SUPPLIED INFORMATION
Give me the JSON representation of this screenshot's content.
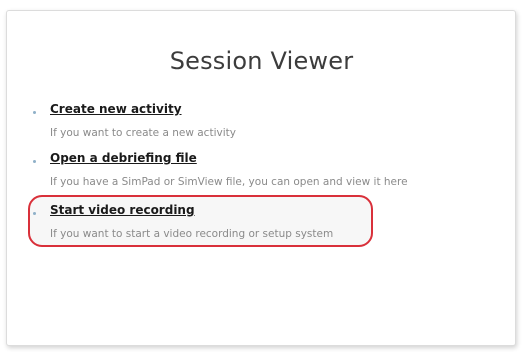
{
  "title": "Session Viewer",
  "items": [
    {
      "label": "Create new activity",
      "description": "If you want to create a new activity"
    },
    {
      "label": "Open a debriefing file",
      "description": "If you have a SimPad or SimView file, you can open and view it here"
    },
    {
      "label": "Start video recording",
      "description": "If you want to start a video recording or setup system"
    }
  ],
  "highlight_color": "#d9303a"
}
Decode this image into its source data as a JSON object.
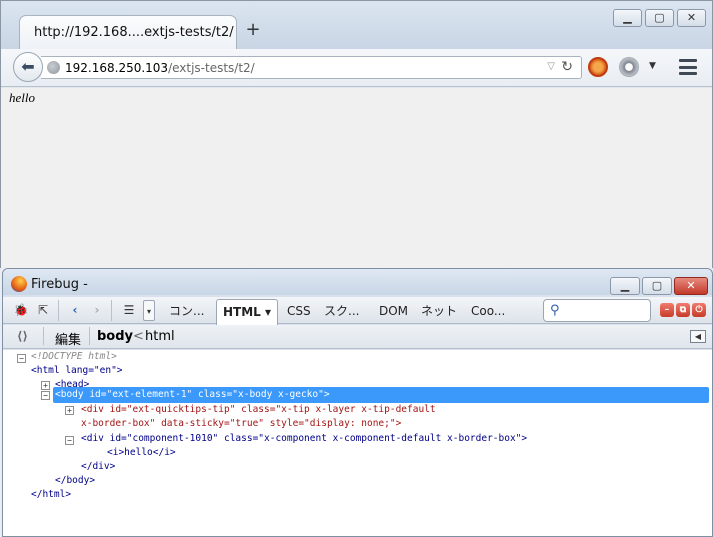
{
  "browser": {
    "tab_title": "http://192.168....extjs-tests/t2/",
    "newtab_icon": "+",
    "url_host": "192.168.250.103",
    "url_path": "/extjs-tests/t2/",
    "page_text": "hello"
  },
  "firebug": {
    "title": "Firebug -",
    "tabs": [
      "コン...",
      "HTML ▾",
      "CSS",
      "スク...",
      "DOM",
      "ネット",
      "Coo..."
    ],
    "active_tab": "HTML",
    "edit_label": "編集",
    "breadcrumb": {
      "current": "body",
      "separator": "<",
      "parent": "html"
    },
    "html_lines": [
      "<!DOCTYPE html>",
      "<html lang=\"en\">",
      "<head>",
      "<body id=\"ext-element-1\" class=\"x-body x-gecko\">",
      "<div id=\"ext-quicktips-tip\" class=\"x-tip x-layer x-tip-default",
      "x-border-box\" data-sticky=\"true\" style=\"display: none;\">",
      "<div id=\"component-1010\" class=\"x-component x-component-default x-border-box\">",
      "<i>hello</i>",
      "</div>",
      "</body>",
      "</html>"
    ]
  },
  "colors": {
    "selection": "#3b99fc",
    "tag": "#000088",
    "attr_value": "#a31515"
  }
}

THE EXERCISE
Apart from the pictures, the entries above are to be repeated in full and exactly.

EXERCISE RESULT
Give me the JSON representation of this screenshot's content.
{
  "title": "Session Viewer",
  "items": [
    {
      "label": "Create new activity",
      "description": "If you want to create a new activity"
    },
    {
      "label": "Open a debriefing file",
      "description": "If you have a SimPad or SimView file, you can open and view it here"
    },
    {
      "label": "Start video recording",
      "description": "If you want to start a video recording or setup system"
    }
  ],
  "highlight_color": "#d9303a"
}
Decode this image into its source data as a JSON object.
{
  "browser": {
    "tab_title": "http://192.168....extjs-tests/t2/",
    "newtab_icon": "+",
    "url_host": "192.168.250.103",
    "url_path": "/extjs-tests/t2/",
    "page_text": "hello"
  },
  "firebug": {
    "title": "Firebug -",
    "tabs": [
      "コン...",
      "HTML ▾",
      "CSS",
      "スク...",
      "DOM",
      "ネット",
      "Coo..."
    ],
    "active_tab": "HTML",
    "edit_label": "編集",
    "breadcrumb": {
      "current": "body",
      "separator": "<",
      "parent": "html"
    },
    "html_lines": [
      "<!DOCTYPE html>",
      "<html lang=\"en\">",
      "<head>",
      "<body id=\"ext-element-1\" class=\"x-body x-gecko\">",
      "<div id=\"ext-quicktips-tip\" class=\"x-tip x-layer x-tip-default",
      "x-border-box\" data-sticky=\"true\" style=\"display: none;\">",
      "<div id=\"component-1010\" class=\"x-component x-component-default x-border-box\">",
      "<i>hello</i>",
      "</div>",
      "</body>",
      "</html>"
    ]
  },
  "colors": {
    "selection": "#3b99fc",
    "tag": "#000088",
    "attr_value": "#a31515"
  }
}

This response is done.